Job :: In the entries below, identify every line with the string "moslashuv" and copy it.

Collected data:
* * * * *

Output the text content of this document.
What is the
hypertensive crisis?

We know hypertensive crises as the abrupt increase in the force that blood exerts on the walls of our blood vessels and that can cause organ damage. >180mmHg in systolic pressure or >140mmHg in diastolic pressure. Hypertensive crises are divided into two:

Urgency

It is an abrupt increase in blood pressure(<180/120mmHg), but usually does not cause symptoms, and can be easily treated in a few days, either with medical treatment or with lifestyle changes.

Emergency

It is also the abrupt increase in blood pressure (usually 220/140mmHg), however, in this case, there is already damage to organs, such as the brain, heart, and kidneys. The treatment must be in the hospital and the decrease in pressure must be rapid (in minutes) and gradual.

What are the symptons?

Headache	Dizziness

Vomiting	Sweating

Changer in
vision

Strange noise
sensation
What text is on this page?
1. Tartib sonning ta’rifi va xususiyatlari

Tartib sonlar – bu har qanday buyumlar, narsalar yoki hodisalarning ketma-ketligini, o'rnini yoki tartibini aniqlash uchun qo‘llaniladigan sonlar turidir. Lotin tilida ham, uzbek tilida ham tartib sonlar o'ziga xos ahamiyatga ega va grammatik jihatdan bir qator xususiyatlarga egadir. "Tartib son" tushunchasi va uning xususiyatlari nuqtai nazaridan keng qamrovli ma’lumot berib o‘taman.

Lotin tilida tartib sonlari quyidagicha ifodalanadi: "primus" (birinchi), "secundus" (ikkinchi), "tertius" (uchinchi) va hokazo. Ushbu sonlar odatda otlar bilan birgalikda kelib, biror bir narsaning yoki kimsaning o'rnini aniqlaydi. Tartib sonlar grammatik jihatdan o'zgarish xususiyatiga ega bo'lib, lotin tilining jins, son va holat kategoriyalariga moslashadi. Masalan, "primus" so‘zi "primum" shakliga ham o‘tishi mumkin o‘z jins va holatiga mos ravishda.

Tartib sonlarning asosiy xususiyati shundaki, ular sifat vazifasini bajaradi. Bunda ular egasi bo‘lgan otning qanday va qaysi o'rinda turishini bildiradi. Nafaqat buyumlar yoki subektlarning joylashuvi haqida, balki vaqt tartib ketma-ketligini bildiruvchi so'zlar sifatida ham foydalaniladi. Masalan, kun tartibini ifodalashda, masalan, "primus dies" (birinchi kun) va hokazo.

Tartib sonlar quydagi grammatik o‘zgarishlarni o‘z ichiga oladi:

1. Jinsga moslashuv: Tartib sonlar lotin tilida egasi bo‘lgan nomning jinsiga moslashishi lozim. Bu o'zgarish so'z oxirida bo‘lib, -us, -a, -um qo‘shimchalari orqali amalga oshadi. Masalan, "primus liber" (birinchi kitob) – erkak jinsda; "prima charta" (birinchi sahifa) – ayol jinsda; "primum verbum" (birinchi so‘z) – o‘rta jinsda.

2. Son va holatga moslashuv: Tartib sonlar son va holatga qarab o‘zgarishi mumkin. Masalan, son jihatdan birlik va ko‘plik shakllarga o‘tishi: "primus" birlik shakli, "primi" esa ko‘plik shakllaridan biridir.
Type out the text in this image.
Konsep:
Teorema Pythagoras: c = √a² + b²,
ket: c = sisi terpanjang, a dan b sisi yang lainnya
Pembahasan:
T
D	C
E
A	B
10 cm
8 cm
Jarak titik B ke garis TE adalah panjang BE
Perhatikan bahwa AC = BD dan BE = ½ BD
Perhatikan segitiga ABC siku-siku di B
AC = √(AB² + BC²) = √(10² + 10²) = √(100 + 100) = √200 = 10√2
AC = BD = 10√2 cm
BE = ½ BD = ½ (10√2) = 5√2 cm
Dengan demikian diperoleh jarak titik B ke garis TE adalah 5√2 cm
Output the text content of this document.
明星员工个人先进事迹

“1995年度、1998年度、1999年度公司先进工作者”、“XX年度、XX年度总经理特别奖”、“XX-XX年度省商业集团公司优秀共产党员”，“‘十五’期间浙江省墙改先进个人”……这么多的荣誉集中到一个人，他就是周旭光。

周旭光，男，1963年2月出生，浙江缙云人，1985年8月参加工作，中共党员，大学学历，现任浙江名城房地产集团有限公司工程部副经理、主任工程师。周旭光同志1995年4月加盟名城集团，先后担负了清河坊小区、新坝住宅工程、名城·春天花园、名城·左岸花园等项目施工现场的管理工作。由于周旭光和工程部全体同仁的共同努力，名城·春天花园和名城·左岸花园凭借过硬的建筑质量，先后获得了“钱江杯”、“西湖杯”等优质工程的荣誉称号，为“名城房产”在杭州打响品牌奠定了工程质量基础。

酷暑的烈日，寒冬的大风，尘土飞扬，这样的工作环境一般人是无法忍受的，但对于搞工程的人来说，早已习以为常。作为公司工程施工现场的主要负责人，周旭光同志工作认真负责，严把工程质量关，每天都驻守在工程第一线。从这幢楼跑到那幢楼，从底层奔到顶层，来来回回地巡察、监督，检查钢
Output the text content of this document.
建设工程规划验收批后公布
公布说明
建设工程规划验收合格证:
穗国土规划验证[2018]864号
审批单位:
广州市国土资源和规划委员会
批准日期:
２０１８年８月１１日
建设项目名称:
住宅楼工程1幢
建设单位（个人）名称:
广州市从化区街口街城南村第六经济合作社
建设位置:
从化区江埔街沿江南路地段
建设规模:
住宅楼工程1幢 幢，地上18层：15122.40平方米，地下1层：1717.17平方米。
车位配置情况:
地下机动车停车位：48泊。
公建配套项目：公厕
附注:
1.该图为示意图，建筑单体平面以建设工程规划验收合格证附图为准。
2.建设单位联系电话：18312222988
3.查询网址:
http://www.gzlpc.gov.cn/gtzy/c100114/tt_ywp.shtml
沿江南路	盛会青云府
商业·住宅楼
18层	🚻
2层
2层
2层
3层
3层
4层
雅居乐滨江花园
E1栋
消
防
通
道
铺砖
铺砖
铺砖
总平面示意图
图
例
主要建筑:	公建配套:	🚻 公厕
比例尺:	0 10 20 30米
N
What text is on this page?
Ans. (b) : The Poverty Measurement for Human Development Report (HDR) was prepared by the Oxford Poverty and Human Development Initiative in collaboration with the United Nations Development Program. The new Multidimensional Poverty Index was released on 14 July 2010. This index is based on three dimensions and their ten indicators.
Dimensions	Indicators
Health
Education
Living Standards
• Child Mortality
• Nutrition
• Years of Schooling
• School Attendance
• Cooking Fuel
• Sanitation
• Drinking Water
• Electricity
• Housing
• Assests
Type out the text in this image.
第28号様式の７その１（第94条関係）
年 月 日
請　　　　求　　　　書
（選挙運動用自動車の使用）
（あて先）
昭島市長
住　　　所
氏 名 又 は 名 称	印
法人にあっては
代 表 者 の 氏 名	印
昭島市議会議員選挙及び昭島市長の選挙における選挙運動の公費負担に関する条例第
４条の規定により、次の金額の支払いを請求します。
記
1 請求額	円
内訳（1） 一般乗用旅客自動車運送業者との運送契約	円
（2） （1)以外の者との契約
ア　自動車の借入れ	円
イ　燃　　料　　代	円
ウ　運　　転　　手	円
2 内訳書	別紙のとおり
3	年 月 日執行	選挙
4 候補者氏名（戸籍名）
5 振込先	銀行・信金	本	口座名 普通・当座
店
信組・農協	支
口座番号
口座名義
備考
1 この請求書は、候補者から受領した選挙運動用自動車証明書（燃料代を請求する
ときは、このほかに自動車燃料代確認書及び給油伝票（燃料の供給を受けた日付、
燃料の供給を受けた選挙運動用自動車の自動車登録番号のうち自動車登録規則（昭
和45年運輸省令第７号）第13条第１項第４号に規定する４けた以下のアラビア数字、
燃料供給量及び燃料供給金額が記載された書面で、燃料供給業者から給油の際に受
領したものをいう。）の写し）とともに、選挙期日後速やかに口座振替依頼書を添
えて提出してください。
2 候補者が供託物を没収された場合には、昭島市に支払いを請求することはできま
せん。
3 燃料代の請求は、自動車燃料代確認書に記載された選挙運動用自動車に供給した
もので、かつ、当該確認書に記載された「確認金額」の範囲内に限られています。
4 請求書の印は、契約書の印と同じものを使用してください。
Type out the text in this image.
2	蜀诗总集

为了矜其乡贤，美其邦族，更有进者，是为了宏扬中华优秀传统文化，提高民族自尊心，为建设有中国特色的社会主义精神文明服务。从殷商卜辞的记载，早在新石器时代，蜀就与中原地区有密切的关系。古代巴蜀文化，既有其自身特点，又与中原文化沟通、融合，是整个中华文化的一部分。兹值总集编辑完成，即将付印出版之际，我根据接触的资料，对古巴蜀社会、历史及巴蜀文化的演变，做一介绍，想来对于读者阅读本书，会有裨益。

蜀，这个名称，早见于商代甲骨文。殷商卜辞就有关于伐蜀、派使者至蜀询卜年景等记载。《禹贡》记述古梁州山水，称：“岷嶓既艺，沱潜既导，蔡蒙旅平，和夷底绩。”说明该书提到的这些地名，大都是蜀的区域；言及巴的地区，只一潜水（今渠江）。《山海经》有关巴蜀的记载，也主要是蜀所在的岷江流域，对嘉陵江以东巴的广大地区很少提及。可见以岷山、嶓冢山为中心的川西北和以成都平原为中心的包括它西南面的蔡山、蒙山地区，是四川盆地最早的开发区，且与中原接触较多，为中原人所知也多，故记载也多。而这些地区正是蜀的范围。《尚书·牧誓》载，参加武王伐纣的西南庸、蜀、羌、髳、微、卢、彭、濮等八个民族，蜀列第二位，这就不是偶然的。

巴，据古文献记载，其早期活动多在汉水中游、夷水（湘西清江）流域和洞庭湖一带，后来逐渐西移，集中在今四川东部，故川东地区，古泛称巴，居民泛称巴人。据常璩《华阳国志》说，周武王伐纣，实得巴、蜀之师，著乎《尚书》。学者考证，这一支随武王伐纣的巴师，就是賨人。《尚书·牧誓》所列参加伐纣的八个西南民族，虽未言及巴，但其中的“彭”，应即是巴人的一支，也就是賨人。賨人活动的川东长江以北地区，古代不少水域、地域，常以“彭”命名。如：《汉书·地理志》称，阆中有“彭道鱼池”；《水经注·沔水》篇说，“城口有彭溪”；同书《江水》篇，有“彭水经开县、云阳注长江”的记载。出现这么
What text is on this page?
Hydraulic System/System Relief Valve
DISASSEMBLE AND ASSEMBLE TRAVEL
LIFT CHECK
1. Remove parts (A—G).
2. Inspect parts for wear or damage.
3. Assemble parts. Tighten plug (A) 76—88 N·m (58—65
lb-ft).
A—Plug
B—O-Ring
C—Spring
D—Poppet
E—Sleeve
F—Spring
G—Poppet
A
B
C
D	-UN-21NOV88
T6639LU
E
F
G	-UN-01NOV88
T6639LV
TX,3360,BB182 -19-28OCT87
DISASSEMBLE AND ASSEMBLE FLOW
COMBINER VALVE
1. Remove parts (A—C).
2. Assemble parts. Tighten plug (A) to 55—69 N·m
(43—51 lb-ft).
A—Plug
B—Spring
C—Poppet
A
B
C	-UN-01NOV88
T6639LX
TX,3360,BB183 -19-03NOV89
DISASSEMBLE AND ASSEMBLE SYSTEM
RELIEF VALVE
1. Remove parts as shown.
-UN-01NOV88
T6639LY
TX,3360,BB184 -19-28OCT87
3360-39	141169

* * * * *

Written answer ::
1. Jinsga moslashuv: Tartib sonlar lotin tilida egasi bo‘lgan nomning jinsiga moslashishi lozim. Bu o'zgarish so'z oxirida bo‘lib, -us, -a, -um qo‘shimchalari orqali amalga oshadi. Masalan, "primus liber" (birinchi kitob) – erkak jinsda; "prima charta" (birinchi sahifa) – ayol jinsda; "primum verbum" (birinchi so‘z) – o‘rta jinsda.
2. Son va holatga moslashuv: Tartib sonlar son va holatga qarab o‘zgarishi mumkin. Masalan, son jihatdan birlik va ko‘plik shakllarga o‘tishi: "primus" birlik shakli, "primi" esa ko‘plik shakllaridan biridir.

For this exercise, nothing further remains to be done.